Raw records:
* START *
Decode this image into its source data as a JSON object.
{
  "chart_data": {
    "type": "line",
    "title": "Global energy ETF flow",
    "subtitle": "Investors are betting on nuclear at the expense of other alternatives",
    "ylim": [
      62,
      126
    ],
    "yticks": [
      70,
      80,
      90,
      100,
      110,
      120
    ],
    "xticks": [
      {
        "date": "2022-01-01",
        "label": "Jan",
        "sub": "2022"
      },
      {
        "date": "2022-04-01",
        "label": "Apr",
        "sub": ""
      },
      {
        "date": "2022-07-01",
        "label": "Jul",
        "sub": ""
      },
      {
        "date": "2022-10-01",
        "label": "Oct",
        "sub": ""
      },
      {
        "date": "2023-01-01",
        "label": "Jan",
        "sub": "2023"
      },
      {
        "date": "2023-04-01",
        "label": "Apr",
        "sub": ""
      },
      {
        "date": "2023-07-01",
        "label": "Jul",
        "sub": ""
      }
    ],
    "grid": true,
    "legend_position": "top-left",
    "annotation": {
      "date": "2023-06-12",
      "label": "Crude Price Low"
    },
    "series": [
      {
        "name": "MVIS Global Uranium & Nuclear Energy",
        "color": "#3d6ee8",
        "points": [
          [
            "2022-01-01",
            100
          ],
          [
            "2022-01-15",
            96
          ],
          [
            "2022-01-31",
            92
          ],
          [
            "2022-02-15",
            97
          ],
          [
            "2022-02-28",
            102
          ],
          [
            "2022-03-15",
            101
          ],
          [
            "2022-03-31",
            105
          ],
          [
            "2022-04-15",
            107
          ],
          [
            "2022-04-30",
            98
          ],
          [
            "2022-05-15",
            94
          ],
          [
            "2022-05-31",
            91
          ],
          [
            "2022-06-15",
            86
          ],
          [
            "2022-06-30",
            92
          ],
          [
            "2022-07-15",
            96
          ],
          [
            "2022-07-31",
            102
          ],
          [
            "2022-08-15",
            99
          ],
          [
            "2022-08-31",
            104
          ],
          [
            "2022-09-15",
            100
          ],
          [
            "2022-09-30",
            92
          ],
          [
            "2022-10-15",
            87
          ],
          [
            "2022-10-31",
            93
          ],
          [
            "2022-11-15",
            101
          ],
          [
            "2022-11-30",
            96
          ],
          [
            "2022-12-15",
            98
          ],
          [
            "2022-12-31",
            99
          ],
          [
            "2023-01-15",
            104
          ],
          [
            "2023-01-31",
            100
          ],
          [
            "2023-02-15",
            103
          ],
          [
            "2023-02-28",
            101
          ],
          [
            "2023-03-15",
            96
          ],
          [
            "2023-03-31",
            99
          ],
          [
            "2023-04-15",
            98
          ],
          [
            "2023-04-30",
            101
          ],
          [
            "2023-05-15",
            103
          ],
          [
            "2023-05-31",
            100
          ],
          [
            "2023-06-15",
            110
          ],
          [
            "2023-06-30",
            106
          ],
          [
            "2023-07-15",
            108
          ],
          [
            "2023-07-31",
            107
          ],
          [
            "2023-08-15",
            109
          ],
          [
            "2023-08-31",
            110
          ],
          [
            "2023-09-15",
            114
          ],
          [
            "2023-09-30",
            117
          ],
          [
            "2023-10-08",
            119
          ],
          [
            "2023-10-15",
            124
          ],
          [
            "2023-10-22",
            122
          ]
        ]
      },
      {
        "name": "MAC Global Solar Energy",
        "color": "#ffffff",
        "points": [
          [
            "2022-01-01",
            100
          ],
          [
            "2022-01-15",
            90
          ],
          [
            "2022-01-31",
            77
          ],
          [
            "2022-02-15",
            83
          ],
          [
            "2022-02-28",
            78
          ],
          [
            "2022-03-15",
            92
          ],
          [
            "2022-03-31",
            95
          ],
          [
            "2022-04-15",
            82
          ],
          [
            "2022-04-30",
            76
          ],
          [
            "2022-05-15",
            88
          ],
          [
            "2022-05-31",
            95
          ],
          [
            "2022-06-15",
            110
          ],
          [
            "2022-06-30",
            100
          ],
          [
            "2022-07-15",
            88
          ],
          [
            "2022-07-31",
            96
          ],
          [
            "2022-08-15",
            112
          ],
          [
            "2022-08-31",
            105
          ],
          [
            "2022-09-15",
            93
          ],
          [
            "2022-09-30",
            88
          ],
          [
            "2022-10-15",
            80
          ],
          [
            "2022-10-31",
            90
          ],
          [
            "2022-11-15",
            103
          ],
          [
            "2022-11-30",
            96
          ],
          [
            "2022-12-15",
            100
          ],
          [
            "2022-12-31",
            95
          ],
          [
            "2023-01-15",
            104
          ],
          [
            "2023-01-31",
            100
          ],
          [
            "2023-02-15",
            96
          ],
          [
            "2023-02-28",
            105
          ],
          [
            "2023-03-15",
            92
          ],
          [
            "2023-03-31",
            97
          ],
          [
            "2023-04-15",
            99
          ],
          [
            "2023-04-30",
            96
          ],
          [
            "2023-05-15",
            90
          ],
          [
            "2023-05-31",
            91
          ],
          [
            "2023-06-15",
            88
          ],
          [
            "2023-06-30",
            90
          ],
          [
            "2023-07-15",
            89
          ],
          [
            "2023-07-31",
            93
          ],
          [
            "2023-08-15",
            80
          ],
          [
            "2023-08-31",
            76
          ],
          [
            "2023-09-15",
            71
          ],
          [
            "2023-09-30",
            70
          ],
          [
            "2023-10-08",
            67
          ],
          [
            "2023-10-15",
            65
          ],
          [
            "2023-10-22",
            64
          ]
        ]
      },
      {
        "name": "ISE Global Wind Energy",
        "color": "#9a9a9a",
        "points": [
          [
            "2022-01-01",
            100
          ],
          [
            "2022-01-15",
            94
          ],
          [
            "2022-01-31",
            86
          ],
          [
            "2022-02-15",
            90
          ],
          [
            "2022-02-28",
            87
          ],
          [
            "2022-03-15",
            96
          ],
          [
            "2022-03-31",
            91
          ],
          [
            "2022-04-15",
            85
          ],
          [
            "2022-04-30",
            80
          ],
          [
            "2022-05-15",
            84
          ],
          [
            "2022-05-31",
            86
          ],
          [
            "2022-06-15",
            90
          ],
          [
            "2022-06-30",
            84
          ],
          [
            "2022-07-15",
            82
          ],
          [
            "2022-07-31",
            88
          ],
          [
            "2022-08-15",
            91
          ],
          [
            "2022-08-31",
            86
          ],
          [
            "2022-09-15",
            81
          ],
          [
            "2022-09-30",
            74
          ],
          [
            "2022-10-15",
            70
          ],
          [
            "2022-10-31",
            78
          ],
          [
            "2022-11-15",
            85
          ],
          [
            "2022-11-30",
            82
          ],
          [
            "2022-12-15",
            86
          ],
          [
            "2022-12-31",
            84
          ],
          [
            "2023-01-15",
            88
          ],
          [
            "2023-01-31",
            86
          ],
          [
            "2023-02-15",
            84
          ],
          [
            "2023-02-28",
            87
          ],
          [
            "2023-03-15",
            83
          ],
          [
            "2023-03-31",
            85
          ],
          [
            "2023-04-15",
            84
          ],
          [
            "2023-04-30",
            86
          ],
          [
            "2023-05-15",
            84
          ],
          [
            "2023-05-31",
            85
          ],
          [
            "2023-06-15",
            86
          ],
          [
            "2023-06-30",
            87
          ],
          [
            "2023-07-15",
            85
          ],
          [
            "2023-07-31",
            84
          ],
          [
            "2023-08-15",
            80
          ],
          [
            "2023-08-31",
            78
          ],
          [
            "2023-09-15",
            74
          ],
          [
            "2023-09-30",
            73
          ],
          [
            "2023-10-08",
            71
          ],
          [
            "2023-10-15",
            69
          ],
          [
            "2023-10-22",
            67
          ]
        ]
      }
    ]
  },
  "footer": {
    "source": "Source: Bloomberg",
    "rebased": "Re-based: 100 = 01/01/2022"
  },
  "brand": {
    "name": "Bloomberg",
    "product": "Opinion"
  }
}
* END *
- **Exercise**
Your task is to gather all lines from the entries above that hold the word "source".

- **Written response**
Decode this image into its source data as a JSON object.
    "source": "Source: Bloomberg",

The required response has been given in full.